# Task instructions:
Filter for the word "отношений" and keep each matching line.

[Dataset items]
--- START ---

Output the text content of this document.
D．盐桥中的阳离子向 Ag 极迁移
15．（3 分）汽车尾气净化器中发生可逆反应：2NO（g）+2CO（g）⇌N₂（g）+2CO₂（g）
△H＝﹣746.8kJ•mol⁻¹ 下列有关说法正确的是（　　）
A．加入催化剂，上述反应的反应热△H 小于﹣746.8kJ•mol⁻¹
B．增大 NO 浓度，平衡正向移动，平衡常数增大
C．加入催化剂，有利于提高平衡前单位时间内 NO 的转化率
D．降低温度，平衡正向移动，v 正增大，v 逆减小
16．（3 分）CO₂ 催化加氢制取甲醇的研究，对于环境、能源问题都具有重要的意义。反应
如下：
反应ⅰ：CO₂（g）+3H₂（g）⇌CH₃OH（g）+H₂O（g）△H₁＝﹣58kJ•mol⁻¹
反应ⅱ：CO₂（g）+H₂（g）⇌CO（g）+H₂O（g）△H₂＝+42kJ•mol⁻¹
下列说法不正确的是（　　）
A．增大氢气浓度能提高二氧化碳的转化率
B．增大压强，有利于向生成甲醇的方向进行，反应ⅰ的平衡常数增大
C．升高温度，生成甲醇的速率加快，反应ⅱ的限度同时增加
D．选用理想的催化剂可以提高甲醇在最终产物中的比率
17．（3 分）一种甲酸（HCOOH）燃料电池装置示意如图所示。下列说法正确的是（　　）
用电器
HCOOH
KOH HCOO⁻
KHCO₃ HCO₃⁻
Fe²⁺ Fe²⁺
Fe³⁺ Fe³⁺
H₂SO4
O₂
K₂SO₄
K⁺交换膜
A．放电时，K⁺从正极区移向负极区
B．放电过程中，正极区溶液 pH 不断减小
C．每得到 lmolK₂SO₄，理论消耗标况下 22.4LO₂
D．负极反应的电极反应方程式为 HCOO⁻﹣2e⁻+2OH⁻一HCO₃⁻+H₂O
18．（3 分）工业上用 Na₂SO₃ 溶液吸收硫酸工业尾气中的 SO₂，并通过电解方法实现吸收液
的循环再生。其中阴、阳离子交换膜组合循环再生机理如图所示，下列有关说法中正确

--- END ---
--- START ---

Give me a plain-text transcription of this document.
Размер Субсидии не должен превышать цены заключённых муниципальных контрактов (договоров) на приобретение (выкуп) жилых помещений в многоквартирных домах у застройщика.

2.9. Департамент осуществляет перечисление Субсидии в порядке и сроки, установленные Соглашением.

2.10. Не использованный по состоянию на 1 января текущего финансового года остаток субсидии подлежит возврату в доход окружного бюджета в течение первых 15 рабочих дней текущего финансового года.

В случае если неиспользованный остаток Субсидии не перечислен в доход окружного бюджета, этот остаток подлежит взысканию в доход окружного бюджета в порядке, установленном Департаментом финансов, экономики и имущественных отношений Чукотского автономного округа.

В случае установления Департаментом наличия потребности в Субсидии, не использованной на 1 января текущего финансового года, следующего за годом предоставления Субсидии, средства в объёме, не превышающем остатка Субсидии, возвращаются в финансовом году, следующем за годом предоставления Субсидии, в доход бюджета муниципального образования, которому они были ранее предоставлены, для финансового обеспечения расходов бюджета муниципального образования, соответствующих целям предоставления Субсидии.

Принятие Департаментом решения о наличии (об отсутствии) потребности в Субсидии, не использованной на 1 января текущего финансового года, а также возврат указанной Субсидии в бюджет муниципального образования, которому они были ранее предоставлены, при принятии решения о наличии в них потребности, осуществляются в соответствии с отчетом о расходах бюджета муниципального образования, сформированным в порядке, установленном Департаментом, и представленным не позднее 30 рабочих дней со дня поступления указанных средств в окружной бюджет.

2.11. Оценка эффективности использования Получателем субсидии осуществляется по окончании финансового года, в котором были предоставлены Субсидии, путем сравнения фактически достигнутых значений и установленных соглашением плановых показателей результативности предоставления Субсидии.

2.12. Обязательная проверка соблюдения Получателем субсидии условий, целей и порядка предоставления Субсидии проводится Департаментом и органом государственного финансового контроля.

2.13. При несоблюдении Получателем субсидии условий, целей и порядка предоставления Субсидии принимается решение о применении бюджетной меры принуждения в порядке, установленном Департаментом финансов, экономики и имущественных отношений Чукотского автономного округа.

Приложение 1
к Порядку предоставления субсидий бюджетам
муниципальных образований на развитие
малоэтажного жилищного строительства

--- END ---
--- START ---

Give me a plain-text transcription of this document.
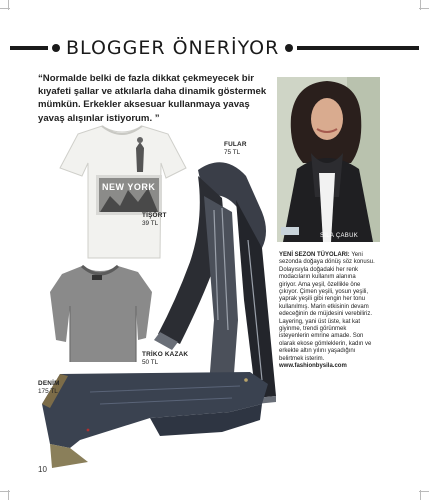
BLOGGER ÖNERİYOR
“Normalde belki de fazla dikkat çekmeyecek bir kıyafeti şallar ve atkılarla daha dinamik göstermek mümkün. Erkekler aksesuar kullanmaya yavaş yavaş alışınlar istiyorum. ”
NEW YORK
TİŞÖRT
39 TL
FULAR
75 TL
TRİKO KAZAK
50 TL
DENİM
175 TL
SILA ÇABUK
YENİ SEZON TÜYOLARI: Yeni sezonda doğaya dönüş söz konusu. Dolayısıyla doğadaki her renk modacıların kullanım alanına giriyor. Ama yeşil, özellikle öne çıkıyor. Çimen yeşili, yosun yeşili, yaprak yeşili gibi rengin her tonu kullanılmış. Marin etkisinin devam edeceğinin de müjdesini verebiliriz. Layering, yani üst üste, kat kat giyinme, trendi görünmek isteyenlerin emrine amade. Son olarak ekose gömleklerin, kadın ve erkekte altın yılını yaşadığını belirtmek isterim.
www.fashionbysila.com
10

--- END ---

# Correct result:
В случае если неиспользованный остаток Субсидии не перечислен в доход окружного бюджета, этот остаток подлежит взысканию в доход окружного бюджета в порядке, установленном Департаментом финансов, экономики и имущественных отношений Чукотского автономного округа.
2.13. При несоблюдении Получателем субсидии условий, целей и порядка предоставления Субсидии принимается решение о применении бюджетной меры принуждения в порядке, установленном Департаментом финансов, экономики и имущественных отношений Чукотского автономного округа.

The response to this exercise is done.